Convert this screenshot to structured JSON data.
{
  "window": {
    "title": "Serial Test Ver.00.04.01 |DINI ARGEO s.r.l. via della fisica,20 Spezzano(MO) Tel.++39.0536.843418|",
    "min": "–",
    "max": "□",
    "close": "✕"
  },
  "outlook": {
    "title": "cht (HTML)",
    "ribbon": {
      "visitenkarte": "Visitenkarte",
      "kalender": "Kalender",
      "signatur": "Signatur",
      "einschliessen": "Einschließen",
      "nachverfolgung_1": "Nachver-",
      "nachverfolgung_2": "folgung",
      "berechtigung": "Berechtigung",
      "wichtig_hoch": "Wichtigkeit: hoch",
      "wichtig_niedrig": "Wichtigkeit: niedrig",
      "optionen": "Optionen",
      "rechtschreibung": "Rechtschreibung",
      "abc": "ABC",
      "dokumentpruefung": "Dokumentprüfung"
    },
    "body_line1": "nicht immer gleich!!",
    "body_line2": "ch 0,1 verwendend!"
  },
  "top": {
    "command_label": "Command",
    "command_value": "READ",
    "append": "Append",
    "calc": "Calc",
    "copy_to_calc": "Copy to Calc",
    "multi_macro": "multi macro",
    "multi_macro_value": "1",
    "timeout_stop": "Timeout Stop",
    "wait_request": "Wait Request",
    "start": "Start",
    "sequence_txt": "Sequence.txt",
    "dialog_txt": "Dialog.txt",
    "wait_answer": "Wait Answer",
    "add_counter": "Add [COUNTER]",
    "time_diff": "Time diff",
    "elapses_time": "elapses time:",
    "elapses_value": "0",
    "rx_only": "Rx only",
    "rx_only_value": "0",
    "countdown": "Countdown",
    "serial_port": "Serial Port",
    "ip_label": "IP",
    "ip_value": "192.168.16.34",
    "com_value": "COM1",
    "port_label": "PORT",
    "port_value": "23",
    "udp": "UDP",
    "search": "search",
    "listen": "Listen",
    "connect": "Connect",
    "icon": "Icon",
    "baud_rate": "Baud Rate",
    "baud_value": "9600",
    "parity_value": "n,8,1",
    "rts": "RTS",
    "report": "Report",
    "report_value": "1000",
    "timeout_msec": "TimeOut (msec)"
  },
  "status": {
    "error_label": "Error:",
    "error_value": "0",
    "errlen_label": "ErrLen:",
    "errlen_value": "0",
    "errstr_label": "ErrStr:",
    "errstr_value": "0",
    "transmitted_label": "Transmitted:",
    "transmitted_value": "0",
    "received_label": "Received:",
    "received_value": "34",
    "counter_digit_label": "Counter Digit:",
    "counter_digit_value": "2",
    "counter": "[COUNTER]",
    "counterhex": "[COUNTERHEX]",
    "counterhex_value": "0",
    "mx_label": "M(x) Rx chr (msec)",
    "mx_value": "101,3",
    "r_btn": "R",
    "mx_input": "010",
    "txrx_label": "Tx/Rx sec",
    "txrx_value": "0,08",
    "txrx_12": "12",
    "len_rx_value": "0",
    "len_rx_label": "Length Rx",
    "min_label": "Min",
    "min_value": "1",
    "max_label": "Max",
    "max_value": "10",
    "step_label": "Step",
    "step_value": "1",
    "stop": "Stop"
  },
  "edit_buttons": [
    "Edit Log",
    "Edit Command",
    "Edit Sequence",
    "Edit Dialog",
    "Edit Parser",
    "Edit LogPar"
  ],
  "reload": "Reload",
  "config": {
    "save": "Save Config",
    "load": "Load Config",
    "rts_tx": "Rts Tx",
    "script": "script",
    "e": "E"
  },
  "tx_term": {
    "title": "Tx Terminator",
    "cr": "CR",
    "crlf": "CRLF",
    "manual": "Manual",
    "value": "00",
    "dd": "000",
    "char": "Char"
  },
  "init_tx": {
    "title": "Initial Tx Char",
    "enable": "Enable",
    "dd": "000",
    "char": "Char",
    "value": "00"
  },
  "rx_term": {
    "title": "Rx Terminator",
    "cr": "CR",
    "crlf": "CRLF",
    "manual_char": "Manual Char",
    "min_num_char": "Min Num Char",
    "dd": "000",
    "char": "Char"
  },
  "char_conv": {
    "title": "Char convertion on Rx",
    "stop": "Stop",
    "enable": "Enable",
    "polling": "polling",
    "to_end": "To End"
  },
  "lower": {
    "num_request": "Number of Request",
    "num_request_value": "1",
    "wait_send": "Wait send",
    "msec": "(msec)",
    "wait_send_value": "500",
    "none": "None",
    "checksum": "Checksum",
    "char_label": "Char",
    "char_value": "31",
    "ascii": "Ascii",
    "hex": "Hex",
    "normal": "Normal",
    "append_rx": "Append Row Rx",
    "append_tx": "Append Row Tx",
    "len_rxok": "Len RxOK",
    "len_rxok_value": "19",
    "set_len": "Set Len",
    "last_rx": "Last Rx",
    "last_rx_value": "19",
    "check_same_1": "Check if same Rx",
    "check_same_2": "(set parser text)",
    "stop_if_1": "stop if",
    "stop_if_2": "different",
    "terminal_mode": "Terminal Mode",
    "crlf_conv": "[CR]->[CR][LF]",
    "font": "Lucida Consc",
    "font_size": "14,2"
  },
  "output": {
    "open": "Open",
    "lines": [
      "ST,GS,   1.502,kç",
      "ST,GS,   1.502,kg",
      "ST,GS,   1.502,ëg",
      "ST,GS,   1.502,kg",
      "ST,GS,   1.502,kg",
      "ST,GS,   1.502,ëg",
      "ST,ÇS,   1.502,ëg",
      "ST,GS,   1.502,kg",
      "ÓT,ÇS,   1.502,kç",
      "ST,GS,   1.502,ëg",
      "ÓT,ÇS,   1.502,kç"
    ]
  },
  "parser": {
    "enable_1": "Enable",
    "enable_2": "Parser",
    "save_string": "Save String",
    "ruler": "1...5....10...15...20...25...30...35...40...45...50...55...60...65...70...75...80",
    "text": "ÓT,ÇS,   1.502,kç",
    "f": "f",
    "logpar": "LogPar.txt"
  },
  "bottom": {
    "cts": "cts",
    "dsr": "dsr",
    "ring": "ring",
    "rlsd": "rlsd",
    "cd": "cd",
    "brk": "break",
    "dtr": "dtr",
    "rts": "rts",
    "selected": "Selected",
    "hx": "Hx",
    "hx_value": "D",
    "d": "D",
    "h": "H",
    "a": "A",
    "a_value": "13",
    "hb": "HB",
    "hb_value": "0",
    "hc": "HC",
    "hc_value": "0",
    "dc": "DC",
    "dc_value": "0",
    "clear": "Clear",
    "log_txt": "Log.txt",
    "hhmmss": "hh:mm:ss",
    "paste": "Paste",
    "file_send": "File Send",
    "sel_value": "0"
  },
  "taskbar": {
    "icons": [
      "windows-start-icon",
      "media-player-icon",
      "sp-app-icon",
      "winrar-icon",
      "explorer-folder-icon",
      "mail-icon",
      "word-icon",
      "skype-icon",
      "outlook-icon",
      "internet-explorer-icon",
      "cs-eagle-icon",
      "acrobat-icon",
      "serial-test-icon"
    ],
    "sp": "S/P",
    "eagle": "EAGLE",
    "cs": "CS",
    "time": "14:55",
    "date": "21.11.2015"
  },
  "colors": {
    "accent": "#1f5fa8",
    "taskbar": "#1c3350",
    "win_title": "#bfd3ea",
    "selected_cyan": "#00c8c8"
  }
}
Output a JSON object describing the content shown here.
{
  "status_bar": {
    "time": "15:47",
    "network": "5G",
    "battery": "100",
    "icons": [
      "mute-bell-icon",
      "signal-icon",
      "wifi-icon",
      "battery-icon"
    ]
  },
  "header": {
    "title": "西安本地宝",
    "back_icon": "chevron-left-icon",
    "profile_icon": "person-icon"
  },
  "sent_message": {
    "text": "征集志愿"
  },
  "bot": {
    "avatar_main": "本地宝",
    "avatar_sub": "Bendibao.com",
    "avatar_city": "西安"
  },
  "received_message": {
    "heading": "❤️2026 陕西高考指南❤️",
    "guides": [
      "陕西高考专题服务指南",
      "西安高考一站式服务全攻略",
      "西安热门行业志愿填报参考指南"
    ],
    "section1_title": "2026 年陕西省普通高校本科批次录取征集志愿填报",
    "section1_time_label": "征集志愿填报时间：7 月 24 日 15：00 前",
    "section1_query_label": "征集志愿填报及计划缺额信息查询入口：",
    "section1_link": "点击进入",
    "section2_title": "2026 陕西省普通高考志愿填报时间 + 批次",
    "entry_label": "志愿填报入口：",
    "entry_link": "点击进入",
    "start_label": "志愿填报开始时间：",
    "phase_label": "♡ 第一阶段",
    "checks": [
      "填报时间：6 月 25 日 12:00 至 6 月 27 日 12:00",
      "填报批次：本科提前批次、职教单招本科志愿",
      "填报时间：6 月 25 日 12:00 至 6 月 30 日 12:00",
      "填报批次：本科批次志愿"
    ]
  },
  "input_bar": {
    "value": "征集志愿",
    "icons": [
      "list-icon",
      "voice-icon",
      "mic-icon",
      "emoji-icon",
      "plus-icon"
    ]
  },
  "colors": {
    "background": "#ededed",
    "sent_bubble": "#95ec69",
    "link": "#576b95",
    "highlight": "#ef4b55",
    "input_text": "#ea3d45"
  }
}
# # # #
What is required:
Using the material above, extract the line that contains "Output a JSON" and every line after it, exactly as given; stop at the last line.

Correct answer:
Output a JSON object describing the content shown here.
{
  "status_bar": {
    "time": "15:47",
    "network": "5G",
    "battery": "100",
    "icons": [
      "mute-bell-icon",
      "signal-icon",
      "wifi-icon",
      "battery-icon"
    ]
  },
  "header": {
    "title": "西安本地宝",
    "back_icon": "chevron-left-icon",
    "profile_icon": "person-icon"
  },
  "sent_message": {
    "text": "征集志愿"
  },
  "bot": {
    "avatar_main": "本地宝",
    "avatar_sub": "Bendibao.com",
    "avatar_city": "西安"
  },
  "received_message": {
    "heading": "❤️2026 陕西高考指南❤️",
    "guides": [
      "陕西高考专题服务指南",
      "西安高考一站式服务全攻略",
      "西安热门行业志愿填报参考指南"
    ],
    "section1_title": "2026 年陕西省普通高校本科批次录取征集志愿填报",
    "section1_time_label": "征集志愿填报时间：7 月 24 日 15：00 前",
    "section1_query_label": "征集志愿填报及计划缺额信息查询入口：",
    "section1_link": "点击进入",
    "section2_title": "2026 陕西省普通高考志愿填报时间 + 批次",
    "entry_label": "志愿填报入口：",
    "entry_link": "点击进入",
    "start_label": "志愿填报开始时间：",
    "phase_label": "♡ 第一阶段",
    "checks": [
      "填报时间：6 月 25 日 12:00 至 6 月 27 日 12:00",
      "填报批次：本科提前批次、职教单招本科志愿",
      "填报时间：6 月 25 日 12:00 至 6 月 30 日 12:00",
      "填报批次：本科批次志愿"
    ]
  },
  "input_bar": {
    "value": "征集志愿",
    "icons": [
      "list-icon",
      "voice-icon",
      "mic-icon",
      "emoji-icon",
      "plus-icon"
    ]
  },
  "colors": {
    "background": "#ededed",
    "sent_bubble": "#95ec69",
    "link": "#576b95",
    "highlight": "#ef4b55",
    "input_text": "#ea3d45"
  }
}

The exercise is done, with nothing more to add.